■ Task goal
Only a number is expected: how many lines in the data below contain the word "JSON".

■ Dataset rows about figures
--- --- ---
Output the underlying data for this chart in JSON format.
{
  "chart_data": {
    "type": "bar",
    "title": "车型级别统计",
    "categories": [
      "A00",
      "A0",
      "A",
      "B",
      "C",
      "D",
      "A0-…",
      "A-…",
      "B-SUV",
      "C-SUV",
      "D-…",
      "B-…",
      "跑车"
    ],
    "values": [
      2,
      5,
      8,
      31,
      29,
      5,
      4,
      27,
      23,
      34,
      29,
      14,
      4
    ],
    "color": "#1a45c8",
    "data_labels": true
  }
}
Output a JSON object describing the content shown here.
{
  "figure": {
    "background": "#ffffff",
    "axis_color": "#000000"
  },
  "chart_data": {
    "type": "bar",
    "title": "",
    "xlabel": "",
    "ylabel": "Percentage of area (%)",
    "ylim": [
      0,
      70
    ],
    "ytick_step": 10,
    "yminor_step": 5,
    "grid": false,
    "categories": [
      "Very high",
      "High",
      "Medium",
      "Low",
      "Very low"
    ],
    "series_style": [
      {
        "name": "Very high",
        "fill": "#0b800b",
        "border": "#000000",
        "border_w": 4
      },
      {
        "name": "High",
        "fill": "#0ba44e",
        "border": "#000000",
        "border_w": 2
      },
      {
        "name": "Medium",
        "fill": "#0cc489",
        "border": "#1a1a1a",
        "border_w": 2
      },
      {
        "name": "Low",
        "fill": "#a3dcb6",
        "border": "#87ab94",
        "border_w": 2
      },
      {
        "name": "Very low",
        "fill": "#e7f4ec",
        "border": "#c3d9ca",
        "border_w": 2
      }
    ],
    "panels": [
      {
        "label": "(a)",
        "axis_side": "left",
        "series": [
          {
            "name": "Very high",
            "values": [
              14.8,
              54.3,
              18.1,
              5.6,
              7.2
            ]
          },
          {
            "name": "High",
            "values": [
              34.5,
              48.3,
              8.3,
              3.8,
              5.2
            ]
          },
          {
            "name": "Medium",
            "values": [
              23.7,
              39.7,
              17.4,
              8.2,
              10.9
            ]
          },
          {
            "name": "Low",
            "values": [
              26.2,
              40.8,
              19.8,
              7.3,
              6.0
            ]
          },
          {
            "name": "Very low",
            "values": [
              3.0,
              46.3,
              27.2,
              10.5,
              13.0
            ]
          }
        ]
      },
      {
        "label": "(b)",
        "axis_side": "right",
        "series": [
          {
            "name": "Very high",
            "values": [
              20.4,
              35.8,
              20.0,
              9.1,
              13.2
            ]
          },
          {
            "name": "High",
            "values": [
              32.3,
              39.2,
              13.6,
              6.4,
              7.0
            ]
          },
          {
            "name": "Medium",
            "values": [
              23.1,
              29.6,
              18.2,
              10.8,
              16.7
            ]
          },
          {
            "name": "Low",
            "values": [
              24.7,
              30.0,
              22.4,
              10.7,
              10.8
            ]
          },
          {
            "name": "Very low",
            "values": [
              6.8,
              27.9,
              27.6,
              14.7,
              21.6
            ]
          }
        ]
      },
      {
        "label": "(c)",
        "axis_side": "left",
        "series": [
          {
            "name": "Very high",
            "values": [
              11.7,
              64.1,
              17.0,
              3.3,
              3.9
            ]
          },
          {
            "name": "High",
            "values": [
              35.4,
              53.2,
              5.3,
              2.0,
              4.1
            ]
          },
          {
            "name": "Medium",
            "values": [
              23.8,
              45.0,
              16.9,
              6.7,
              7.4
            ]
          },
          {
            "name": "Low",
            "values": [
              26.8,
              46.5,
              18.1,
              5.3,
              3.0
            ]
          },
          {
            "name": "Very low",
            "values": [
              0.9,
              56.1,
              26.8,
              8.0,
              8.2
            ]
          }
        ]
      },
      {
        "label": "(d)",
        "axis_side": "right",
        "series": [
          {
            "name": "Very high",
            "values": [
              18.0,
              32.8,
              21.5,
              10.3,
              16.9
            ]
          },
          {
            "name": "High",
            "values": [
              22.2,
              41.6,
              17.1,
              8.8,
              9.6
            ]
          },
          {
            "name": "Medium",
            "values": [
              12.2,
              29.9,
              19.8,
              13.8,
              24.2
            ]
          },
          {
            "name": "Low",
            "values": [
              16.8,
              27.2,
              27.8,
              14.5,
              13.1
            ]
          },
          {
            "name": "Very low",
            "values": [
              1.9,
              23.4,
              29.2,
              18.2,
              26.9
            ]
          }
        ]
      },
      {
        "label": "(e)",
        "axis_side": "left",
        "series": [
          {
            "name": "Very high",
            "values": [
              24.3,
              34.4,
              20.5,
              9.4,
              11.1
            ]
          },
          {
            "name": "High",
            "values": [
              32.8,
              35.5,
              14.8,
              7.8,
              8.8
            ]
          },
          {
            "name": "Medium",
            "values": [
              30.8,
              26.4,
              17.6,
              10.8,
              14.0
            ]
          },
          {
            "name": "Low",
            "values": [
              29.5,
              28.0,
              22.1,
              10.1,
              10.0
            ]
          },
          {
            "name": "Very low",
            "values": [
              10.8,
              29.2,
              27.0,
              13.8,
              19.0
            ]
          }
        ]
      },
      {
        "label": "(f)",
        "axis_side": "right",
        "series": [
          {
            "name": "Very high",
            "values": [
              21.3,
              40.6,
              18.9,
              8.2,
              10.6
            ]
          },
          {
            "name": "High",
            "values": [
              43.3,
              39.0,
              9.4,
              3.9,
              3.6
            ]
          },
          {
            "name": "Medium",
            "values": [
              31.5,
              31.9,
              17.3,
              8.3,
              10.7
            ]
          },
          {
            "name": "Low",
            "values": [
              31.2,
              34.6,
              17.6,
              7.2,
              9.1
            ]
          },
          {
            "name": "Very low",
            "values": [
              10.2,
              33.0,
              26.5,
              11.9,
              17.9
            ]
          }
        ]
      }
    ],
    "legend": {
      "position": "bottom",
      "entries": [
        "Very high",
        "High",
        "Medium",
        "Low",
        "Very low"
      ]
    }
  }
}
--- --- ---
■ Exercise answer
2